[Records about charts and figures]
* START *
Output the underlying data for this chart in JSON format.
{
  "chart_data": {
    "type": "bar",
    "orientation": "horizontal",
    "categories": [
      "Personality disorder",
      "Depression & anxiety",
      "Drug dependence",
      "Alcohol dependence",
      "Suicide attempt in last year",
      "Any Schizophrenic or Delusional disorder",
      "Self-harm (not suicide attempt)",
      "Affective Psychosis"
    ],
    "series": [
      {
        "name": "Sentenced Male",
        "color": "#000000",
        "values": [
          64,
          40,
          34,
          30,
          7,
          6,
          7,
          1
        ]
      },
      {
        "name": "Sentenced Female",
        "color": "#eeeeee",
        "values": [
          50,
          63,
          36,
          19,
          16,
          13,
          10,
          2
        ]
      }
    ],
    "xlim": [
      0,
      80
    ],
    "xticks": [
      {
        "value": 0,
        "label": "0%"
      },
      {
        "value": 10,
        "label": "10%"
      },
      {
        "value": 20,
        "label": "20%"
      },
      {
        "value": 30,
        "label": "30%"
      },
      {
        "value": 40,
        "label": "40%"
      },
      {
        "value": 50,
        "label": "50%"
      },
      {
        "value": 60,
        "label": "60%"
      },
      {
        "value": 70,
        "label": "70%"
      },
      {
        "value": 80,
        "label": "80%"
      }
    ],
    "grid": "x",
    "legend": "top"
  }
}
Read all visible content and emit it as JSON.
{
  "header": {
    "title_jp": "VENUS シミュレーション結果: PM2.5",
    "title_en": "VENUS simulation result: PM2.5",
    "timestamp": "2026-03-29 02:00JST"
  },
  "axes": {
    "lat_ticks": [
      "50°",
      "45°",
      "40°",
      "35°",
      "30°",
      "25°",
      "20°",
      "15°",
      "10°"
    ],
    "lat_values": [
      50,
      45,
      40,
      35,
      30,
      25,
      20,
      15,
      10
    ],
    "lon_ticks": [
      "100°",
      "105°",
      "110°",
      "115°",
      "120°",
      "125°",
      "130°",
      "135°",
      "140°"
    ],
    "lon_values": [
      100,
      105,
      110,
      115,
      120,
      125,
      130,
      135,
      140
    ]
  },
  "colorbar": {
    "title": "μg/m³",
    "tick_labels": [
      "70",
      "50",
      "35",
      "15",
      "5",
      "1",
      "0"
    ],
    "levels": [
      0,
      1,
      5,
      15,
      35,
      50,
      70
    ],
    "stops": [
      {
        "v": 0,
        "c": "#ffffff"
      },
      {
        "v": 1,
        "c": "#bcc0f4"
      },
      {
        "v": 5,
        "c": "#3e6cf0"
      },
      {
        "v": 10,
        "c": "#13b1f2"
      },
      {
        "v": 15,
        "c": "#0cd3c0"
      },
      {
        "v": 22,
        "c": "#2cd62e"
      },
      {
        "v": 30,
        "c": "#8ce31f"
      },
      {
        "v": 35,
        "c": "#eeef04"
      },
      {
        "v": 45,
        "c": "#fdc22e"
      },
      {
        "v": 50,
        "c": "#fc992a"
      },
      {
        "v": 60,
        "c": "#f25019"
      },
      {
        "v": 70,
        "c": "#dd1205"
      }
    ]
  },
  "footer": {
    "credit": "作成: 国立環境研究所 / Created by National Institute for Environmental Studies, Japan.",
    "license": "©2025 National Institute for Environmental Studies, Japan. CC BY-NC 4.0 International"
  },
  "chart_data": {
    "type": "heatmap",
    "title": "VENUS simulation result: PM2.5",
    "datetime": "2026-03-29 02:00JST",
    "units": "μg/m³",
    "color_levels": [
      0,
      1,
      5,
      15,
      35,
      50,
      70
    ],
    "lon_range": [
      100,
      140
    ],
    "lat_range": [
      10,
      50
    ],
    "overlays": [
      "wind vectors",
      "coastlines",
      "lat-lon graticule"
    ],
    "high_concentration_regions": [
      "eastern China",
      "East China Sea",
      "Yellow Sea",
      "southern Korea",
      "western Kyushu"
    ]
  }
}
* END *
WHAT THE TASK REQUIRES -
Find the lines with the string "disorder" and reproduce them.

RESULT FOR THIS EXERCISE -
      "Personality disorder",
      "Any Schizophrenic or Delusional disorder",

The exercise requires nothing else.